Call for papers: ‘BECOMING LOCAL. Transforming spaces, redefining localities’

‘BECOMING LOCAL. Transforming spaces, redefining localities’ es un workshop internacional que tendrá lugar los días 23, 24 y 25 de octubre de 2014 en la Escuela de Arquitectura de La Villete, en París -Francia-.

El ‘Laboratoire Architecture Anthropologie’ (LAA) organiza un workshop de tres días para la ‘Association of European Schools of Planning’ (AESOP) Thematic Group “Public Spaces and Urban Cultures”. El encuentro de París será el cuarto que se celebra bajo el lema ‘Becoming Local’, continuando con Estambul (noviembre 2013), Bucarest (junio 2014) y Viena (agosto 2014), cuyo objetivo es compartir y debatir perspectivas interdisciplinares en el estudio de los espacios públicos y las culturas urbanas.

Envío de resúmenes (300 palabras) hasta: 7 de julio, 2014. (becominglocalparis2014@gmail.com)

En concreto, el taller de París estará dedicado a cuestionarse el conflicto entre la escala local y la global en los espacios públicos contemporáneos, proponiendo una reflexión sobre las nociones y categorías empleadas para describir identidades locales en un contexto de transformación urbana. A través de una reunión dinámica (Se celebrará en 3 partes: “habla, camina y trabaja”, mediante conferencias, visitas y tormenta de ideas), investigadores, académicos y profesionales podrán afinar una aproximación comparativa al significado de ‘local’ en diferentes casos de estudio alrededor del mundo.

Para más Información podéis descargar el PDF en este enlace

‘BECOMING LOCAL’

Transforming spaces, redefining localities

If we assume urban public space to be an arena of social conflict and collective strategies, what happens when places are under transformation? Urban transformation processes reveal the different types of conflicts occurring in uses, representations, and legitimacy.

● **Registros extraídos**:
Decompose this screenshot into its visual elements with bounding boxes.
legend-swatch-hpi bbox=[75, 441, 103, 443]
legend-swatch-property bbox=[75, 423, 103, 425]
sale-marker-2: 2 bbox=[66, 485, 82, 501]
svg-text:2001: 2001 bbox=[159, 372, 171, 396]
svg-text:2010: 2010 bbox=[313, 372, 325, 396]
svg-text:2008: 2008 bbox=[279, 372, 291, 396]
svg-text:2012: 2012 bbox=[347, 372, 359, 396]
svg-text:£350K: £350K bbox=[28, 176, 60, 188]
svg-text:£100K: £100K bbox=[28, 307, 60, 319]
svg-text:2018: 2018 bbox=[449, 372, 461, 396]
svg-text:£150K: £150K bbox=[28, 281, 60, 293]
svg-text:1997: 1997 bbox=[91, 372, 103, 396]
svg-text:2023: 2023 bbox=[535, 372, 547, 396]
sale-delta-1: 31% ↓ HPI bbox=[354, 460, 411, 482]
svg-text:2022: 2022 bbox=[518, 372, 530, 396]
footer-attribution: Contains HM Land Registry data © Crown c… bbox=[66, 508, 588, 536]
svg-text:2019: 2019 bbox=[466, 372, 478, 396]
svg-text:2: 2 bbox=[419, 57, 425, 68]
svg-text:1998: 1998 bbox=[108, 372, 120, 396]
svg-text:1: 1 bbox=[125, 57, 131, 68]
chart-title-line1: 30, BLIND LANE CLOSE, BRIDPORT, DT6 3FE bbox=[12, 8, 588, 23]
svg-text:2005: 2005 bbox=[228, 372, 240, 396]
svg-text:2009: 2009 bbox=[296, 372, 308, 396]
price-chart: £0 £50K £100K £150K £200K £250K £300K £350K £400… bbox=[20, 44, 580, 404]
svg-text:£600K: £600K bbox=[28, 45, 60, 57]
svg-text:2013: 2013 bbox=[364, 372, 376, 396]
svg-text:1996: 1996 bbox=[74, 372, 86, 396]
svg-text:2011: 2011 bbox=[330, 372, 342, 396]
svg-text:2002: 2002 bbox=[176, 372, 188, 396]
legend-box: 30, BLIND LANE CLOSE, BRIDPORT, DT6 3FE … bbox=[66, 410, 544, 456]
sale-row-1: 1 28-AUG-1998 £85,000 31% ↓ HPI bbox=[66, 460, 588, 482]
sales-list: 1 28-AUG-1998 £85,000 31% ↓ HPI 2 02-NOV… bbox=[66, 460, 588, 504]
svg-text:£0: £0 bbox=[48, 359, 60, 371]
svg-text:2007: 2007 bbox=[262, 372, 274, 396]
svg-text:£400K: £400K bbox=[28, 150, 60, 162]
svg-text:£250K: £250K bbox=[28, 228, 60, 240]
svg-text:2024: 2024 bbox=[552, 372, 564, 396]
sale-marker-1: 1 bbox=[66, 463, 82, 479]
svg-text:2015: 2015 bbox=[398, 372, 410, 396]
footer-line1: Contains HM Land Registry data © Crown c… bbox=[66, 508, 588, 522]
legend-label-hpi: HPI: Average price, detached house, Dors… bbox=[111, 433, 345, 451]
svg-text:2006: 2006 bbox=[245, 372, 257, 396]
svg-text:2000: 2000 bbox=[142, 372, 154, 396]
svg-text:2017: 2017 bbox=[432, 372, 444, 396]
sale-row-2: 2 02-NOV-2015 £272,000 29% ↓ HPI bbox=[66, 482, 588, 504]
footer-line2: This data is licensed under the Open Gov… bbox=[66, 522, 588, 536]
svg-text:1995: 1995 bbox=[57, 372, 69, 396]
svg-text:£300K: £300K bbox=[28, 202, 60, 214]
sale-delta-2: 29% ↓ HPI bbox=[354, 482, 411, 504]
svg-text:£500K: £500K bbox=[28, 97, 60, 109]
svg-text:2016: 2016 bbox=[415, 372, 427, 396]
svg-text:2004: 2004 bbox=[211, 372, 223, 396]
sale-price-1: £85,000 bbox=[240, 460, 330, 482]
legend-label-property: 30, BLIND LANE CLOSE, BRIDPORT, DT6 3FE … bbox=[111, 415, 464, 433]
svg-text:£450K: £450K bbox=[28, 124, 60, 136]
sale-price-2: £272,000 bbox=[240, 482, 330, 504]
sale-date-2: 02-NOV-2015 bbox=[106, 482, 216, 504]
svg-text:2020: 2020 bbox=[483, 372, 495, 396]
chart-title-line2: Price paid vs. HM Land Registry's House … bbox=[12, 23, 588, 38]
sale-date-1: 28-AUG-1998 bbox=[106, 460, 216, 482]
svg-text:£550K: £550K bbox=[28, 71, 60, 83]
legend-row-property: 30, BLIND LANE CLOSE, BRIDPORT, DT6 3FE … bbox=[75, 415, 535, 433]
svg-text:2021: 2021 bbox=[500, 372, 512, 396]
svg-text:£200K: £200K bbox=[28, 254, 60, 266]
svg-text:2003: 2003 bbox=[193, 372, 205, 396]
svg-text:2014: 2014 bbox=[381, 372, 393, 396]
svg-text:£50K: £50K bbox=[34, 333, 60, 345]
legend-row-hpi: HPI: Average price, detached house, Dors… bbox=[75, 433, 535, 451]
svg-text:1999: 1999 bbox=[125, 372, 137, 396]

● **Instrucción**:
Cambia "workshop" por "taller" en el fragmento de la convocatoria que empieza con "Call for papers: ‘BECOMING" y sigue hasta "en París -Francia-.", y escribe ese fragmento completo. Los registros no tienen relación con la convocatoria.

● **Respuesta**:
Call for papers: ‘BECOMING LOCAL. Transforming spaces, redefining localities’

‘BECOMING LOCAL. Transforming spaces, redefining localities’ es un taller internacional que tendrá lugar los días 23, 24 y 25 de octubre de 2014 en la Escuela de Arquitectura de La Villete, en París -Francia-.